**BRIEF:**
Determine how many lines of this material contain "Drain". Give only the number.

**EXTRACTED RECORDS:**
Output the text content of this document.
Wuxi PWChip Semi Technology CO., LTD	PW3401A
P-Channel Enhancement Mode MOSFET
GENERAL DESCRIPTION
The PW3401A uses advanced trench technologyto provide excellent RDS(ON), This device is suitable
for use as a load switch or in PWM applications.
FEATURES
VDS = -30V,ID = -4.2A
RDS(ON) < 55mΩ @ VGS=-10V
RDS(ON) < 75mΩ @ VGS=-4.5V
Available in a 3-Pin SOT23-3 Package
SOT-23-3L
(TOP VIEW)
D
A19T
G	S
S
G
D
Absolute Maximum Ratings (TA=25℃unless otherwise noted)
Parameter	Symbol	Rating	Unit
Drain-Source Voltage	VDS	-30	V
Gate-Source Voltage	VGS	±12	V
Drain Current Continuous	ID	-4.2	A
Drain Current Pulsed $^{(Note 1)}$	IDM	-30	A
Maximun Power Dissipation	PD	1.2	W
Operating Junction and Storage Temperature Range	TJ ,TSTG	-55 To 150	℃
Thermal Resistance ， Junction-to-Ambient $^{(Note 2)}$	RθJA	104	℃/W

**ANSWER BELOW:**
3